EXERCISE INSTRUCTIONS: Retype the records that come next, word for word.

EXCERPTED RECORDS:

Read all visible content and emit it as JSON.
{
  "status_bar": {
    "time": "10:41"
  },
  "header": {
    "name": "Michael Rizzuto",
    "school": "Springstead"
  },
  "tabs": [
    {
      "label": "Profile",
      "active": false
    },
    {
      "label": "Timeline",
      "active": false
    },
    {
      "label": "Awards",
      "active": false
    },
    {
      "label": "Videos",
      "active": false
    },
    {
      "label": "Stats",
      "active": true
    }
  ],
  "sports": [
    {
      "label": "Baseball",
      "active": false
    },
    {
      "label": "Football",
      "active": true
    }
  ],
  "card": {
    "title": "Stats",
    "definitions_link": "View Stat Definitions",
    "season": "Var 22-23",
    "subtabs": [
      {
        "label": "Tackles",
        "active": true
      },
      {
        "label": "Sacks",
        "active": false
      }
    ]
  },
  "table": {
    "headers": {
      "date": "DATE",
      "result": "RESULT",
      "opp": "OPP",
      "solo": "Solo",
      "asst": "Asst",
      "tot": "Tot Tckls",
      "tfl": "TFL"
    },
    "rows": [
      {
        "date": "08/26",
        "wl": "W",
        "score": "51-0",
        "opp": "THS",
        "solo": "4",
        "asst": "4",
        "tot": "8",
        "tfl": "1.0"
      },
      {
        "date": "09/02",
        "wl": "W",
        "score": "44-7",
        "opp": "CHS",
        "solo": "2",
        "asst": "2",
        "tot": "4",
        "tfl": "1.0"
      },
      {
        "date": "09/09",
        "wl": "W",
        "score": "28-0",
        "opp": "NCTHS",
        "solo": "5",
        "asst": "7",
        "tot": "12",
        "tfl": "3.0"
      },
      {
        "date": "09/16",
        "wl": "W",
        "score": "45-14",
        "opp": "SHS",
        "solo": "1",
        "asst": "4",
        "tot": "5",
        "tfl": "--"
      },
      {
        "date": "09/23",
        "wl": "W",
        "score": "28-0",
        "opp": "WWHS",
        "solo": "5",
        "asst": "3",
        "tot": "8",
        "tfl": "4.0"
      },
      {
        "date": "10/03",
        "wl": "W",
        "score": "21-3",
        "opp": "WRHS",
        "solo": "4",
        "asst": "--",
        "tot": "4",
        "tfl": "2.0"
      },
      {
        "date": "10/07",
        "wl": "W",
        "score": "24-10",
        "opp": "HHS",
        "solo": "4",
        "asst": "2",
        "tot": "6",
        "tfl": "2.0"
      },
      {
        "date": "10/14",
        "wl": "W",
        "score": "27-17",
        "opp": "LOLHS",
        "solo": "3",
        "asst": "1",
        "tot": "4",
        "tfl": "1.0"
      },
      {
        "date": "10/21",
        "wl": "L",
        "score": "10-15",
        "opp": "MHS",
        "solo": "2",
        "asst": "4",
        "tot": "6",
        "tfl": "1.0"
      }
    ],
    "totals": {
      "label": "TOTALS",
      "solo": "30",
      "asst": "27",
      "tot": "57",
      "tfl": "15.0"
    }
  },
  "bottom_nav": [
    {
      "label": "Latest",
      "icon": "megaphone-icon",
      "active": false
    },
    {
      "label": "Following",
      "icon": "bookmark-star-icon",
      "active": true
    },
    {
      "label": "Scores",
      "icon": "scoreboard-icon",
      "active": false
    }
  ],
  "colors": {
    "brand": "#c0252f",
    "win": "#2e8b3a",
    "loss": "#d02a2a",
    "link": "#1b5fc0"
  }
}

RESULT OF THIS TASK:
Read all visible content and emit it as JSON.
{
  "status_bar": {
    "time": "10:41"
  },
  "header": {
    "name": "Michael Rizzuto",
    "school": "Springstead"
  },
  "tabs": [
    {
      "label": "Profile",
      "active": false
    },
    {
      "label": "Timeline",
      "active": false
    },
    {
      "label": "Awards",
      "active": false
    },
    {
      "label": "Videos",
      "active": false
    },
    {
      "label": "Stats",
      "active": true
    }
  ],
  "sports": [
    {
      "label": "Baseball",
      "active": false
    },
    {
      "label": "Football",
      "active": true
    }
  ],
  "card": {
    "title": "Stats",
    "definitions_link": "View Stat Definitions",
    "season": "Var 22-23",
    "subtabs": [
      {
        "label": "Tackles",
        "active": true
      },
      {
        "label": "Sacks",
        "active": false
      }
    ]
  },
  "table": {
    "headers": {
      "date": "DATE",
      "result": "RESULT",
      "opp": "OPP",
      "solo": "Solo",
      "asst": "Asst",
      "tot": "Tot Tckls",
      "tfl": "TFL"
    },
    "rows": [
      {
        "date": "08/26",
        "wl": "W",
        "score": "51-0",
        "opp": "THS",
        "solo": "4",
        "asst": "4",
        "tot": "8",
        "tfl": "1.0"
      },
      {
        "date": "09/02",
        "wl": "W",
        "score": "44-7",
        "opp": "CHS",
        "solo": "2",
        "asst": "2",
        "tot": "4",
        "tfl": "1.0"
      },
      {
        "date": "09/09",
        "wl": "W",
        "score": "28-0",
        "opp": "NCTHS",
        "solo": "5",
        "asst": "7",
        "tot": "12",
        "tfl": "3.0"
      },
      {
        "date": "09/16",
        "wl": "W",
        "score": "45-14",
        "opp": "SHS",
        "solo": "1",
        "asst": "4",
        "tot": "5",
        "tfl": "--"
      },
      {
        "date": "09/23",
        "wl": "W",
        "score": "28-0",
        "opp": "WWHS",
        "solo": "5",
        "asst": "3",
        "tot": "8",
        "tfl": "4.0"
      },
      {
        "date": "10/03",
        "wl": "W",
        "score": "21-3",
        "opp": "WRHS",
        "solo": "4",
        "asst": "--",
        "tot": "4",
        "tfl": "2.0"
      },
      {
        "date": "10/07",
        "wl": "W",
        "score": "24-10",
        "opp": "HHS",
        "solo": "4",
        "asst": "2",
        "tot": "6",
        "tfl": "2.0"
      },
      {
        "date": "10/14",
        "wl": "W",
        "score": "27-17",
        "opp": "LOLHS",
        "solo": "3",
        "asst": "1",
        "tot": "4",
        "tfl": "1.0"
      },
      {
        "date": "10/21",
        "wl": "L",
        "score": "10-15",
        "opp": "MHS",
        "solo": "2",
        "asst": "4",
        "tot": "6",
        "tfl": "1.0"
      }
    ],
    "totals": {
      "label": "TOTALS",
      "solo": "30",
      "asst": "27",
      "tot": "57",
      "tfl": "15.0"
    }
  },
  "bottom_nav": [
    {
      "label": "Latest",
      "icon": "megaphone-icon",
      "active": false
    },
    {
      "label": "Following",
      "icon": "bookmark-star-icon",
      "active": true
    },
    {
      "label": "Scores",
      "icon": "scoreboard-icon",
      "active": false
    }
  ],
  "colors": {
    "brand": "#c0252f",
    "win": "#2e8b3a",
    "loss": "#d02a2a",
    "link": "#1b5fc0"
  }
}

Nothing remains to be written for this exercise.